In the records below, find the line containing "Parse this screenshot: output"; copy exactly that line and all lines after it to the end, and nothing else.

>> Start DATASET RECORDS

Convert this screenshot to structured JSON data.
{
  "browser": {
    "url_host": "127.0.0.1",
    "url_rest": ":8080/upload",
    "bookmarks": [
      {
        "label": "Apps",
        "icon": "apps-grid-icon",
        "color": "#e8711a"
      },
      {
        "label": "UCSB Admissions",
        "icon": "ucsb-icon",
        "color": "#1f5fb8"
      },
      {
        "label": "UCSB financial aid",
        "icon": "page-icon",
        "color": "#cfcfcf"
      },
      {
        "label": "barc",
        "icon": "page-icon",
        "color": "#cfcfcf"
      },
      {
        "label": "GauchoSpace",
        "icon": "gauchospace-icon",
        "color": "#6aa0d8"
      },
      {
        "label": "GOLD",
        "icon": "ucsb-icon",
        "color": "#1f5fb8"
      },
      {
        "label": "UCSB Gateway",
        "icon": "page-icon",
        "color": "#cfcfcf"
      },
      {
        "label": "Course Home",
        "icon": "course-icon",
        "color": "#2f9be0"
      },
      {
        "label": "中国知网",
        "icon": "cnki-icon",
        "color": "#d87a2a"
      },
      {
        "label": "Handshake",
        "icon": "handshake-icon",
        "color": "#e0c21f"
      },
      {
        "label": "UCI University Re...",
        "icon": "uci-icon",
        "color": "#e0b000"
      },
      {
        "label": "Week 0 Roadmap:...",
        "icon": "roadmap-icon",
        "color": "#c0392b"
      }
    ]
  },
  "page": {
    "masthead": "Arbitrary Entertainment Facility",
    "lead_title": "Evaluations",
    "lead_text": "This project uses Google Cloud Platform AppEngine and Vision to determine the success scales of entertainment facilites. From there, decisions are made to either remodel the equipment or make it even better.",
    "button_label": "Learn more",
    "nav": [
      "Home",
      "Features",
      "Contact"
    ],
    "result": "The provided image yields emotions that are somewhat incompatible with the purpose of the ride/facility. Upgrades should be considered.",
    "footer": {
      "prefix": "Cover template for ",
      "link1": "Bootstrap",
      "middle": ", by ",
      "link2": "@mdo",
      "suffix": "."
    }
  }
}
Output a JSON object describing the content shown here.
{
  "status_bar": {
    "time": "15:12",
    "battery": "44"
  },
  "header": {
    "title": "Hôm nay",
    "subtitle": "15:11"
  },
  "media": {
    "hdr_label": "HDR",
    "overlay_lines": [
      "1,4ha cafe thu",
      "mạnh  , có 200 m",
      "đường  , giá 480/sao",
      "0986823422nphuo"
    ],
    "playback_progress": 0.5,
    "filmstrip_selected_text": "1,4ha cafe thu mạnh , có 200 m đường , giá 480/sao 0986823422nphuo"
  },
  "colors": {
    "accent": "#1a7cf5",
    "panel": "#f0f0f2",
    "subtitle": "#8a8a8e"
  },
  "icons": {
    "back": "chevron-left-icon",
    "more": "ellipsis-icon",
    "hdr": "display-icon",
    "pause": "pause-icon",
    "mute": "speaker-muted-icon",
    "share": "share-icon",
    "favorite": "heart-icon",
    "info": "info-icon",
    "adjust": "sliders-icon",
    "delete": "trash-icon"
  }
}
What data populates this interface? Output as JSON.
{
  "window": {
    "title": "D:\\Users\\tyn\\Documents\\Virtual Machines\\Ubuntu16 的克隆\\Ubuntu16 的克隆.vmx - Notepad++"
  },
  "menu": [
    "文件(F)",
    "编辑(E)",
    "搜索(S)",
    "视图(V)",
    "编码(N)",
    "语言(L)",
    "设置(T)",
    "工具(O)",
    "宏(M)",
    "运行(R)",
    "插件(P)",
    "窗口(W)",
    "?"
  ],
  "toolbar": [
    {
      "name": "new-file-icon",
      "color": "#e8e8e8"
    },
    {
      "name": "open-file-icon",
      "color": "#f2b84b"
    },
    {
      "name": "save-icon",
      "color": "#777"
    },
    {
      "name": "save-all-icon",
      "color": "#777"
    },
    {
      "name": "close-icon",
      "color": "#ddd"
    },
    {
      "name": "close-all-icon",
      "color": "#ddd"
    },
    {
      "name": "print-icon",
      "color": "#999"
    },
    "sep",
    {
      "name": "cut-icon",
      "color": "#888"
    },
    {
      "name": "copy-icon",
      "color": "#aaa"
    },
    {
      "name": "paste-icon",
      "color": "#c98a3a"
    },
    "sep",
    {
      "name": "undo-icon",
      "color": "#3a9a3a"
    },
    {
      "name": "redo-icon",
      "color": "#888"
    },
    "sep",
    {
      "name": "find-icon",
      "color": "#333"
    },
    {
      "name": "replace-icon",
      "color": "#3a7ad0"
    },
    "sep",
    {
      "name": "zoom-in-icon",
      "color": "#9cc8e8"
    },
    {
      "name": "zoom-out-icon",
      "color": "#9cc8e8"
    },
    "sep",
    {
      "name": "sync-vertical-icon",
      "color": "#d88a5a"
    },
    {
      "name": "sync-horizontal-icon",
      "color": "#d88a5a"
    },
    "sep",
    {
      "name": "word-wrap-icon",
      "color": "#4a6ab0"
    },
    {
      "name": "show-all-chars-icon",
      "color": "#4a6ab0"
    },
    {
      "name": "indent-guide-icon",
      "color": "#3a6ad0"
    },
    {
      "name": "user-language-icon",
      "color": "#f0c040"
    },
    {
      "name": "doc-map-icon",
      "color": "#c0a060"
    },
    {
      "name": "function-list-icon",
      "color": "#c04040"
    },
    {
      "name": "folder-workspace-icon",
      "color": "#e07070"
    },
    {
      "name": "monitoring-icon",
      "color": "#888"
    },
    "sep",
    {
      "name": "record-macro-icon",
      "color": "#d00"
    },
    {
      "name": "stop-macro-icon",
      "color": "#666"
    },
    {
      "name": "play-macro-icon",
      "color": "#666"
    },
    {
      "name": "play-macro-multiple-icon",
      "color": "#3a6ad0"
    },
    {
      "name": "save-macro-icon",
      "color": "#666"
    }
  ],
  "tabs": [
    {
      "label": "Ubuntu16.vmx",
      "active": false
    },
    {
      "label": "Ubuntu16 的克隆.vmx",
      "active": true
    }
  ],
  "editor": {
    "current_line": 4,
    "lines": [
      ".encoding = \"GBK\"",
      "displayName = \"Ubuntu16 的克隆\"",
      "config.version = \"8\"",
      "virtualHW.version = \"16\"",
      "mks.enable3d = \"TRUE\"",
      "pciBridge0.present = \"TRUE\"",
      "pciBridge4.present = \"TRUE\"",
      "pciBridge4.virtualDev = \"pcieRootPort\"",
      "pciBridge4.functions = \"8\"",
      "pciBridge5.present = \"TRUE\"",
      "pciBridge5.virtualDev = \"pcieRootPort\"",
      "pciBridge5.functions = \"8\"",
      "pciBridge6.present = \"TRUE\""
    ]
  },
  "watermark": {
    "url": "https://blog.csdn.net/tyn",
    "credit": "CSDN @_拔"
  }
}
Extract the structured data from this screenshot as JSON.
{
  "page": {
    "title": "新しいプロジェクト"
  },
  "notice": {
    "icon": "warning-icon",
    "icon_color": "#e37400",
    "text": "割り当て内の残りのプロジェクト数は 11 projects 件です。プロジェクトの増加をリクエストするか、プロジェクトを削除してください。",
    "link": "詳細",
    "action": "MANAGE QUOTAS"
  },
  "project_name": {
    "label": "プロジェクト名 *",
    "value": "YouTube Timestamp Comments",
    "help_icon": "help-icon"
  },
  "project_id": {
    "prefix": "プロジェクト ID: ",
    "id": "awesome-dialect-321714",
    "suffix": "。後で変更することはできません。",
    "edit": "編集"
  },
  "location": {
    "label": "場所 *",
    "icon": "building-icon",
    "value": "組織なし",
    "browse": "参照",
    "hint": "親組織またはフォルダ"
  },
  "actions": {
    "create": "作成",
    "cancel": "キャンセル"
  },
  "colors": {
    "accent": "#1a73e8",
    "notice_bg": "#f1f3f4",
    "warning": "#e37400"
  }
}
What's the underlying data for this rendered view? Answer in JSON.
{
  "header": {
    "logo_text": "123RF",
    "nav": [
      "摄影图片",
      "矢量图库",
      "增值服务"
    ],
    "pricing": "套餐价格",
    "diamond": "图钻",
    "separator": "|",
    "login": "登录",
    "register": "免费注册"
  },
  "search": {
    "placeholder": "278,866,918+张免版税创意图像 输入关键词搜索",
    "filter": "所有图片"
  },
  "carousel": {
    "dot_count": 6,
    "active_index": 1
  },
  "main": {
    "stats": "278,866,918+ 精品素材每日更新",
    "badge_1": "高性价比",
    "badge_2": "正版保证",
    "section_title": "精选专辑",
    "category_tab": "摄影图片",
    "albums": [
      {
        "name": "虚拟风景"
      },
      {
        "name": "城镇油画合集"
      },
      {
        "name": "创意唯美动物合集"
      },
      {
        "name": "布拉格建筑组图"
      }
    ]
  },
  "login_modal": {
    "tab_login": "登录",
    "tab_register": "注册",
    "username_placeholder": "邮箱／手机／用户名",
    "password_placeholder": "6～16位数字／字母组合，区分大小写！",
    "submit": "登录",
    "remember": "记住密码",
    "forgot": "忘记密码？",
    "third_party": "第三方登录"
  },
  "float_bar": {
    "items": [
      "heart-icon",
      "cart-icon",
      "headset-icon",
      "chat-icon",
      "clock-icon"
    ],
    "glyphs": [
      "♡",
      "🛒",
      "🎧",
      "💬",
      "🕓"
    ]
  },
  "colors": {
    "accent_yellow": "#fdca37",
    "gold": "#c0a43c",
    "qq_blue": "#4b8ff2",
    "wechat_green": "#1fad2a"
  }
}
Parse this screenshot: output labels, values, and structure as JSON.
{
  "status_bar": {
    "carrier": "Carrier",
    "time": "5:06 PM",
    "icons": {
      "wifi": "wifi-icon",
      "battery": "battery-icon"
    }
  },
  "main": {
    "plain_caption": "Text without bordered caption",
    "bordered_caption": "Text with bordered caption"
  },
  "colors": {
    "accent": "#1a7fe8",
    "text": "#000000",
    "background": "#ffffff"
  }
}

>> End DATASET RECORDS

▶ _EXERCISE ANSWER_
Parse this screenshot: output labels, values, and structure as JSON.
{
  "status_bar": {
    "carrier": "Carrier",
    "time": "5:06 PM",
    "icons": {
      "wifi": "wifi-icon",
      "battery": "battery-icon"
    }
  },
  "main": {
    "plain_caption": "Text without bordered caption",
    "bordered_caption": "Text with bordered caption"
  },
  "colors": {
    "accent": "#1a7fe8",
    "text": "#000000",
    "background": "#ffffff"
  }
}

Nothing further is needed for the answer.